# [Problem statement]
Gather all lines containing the string "Epstein" and copy them out.

:: Records shown

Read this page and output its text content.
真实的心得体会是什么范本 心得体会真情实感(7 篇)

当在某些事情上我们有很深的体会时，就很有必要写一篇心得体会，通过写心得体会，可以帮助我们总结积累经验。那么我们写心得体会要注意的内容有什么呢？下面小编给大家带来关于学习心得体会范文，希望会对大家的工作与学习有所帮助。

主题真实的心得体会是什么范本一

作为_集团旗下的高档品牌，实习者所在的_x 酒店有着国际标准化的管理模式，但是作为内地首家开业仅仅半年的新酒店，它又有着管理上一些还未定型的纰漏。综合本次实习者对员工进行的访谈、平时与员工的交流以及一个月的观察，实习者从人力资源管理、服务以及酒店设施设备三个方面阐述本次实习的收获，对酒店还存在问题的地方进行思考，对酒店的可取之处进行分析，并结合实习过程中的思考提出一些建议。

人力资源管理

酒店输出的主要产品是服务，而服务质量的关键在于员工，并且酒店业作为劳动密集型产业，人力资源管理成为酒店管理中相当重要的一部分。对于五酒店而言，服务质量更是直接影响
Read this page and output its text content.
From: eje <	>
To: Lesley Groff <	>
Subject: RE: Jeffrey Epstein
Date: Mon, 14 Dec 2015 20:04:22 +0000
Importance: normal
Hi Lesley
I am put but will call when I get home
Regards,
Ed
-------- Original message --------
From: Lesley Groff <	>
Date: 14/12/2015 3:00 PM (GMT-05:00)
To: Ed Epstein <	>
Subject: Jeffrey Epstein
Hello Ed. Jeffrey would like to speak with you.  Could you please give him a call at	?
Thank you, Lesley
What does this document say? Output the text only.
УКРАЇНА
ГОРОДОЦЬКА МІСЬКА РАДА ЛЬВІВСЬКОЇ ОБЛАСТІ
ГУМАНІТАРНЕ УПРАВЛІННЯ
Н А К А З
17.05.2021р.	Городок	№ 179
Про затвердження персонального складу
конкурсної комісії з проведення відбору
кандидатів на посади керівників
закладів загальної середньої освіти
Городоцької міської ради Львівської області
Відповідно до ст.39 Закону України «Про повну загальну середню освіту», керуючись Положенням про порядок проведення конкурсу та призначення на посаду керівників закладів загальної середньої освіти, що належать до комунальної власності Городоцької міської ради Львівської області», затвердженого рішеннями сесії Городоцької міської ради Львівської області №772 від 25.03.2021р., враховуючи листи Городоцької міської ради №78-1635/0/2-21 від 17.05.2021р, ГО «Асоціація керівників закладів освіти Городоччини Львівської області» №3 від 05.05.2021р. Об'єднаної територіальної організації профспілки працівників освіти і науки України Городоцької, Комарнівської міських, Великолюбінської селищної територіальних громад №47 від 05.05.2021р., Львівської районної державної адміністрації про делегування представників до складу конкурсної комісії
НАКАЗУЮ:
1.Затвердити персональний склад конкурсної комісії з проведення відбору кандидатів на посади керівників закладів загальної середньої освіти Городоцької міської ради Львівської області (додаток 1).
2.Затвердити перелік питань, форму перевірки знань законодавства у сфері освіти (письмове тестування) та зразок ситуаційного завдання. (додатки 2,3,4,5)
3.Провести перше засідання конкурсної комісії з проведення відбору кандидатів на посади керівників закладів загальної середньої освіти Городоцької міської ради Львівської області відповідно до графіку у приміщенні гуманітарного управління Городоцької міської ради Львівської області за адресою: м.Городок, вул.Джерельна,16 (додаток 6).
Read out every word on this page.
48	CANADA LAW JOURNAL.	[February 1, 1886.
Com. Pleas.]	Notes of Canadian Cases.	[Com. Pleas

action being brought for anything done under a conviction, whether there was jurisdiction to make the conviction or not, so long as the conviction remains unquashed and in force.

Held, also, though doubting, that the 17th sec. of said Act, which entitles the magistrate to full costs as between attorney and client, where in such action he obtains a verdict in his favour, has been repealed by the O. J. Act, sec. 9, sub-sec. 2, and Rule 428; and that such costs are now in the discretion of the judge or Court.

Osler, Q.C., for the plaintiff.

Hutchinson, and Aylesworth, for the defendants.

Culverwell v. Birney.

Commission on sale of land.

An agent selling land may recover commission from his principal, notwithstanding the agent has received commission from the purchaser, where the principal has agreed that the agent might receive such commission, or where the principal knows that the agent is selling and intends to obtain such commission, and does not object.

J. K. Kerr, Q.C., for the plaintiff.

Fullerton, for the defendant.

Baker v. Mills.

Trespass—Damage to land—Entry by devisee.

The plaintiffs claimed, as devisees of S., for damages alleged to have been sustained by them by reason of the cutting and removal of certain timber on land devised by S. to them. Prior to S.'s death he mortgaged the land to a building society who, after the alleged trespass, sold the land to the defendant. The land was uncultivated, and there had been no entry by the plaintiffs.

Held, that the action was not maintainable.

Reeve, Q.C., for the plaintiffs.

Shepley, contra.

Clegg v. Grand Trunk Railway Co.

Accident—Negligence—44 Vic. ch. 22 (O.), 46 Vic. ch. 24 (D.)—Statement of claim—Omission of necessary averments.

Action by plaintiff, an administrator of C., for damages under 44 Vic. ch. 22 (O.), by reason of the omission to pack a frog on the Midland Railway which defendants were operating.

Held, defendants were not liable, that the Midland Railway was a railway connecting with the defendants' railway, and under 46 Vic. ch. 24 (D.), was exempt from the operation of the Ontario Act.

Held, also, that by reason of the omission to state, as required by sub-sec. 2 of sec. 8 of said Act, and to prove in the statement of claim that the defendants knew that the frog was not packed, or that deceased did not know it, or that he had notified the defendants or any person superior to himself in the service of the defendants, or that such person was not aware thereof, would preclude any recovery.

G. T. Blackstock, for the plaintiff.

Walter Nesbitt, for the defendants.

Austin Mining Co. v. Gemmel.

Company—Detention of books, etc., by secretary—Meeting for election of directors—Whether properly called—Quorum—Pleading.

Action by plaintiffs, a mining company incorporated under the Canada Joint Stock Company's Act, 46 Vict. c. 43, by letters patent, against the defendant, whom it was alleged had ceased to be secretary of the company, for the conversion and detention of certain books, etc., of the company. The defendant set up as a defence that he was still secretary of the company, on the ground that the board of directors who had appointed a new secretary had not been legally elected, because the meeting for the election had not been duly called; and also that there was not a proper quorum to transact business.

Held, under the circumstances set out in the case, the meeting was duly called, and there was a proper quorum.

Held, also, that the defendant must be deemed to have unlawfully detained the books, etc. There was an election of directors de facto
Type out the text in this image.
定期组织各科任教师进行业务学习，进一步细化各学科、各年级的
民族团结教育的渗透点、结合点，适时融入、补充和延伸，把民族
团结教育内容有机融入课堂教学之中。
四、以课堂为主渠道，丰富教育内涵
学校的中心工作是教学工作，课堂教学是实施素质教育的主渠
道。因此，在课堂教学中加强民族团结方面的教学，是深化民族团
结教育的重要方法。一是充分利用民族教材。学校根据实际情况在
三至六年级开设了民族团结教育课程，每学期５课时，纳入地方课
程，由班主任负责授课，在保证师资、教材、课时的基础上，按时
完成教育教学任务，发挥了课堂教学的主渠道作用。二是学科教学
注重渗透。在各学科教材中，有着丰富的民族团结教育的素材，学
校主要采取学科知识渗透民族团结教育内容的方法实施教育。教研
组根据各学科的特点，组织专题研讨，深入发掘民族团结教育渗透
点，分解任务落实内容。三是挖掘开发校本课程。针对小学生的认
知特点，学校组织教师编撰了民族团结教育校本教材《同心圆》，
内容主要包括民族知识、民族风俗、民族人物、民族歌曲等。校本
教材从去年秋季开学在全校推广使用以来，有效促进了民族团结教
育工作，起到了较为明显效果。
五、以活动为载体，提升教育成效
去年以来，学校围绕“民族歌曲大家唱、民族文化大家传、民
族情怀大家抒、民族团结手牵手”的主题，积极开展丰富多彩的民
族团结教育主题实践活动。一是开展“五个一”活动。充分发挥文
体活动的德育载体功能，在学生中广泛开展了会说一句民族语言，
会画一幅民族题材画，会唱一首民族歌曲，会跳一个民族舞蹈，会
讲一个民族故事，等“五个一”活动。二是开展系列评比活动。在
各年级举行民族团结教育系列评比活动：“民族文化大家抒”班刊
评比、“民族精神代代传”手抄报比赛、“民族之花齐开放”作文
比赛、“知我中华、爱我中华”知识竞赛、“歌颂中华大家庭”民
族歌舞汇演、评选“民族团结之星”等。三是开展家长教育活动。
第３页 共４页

::::

# [Written response]
Subject: RE: Jeffrey Epstein
To: Ed Epstein <	>
Subject: Jeffrey Epstein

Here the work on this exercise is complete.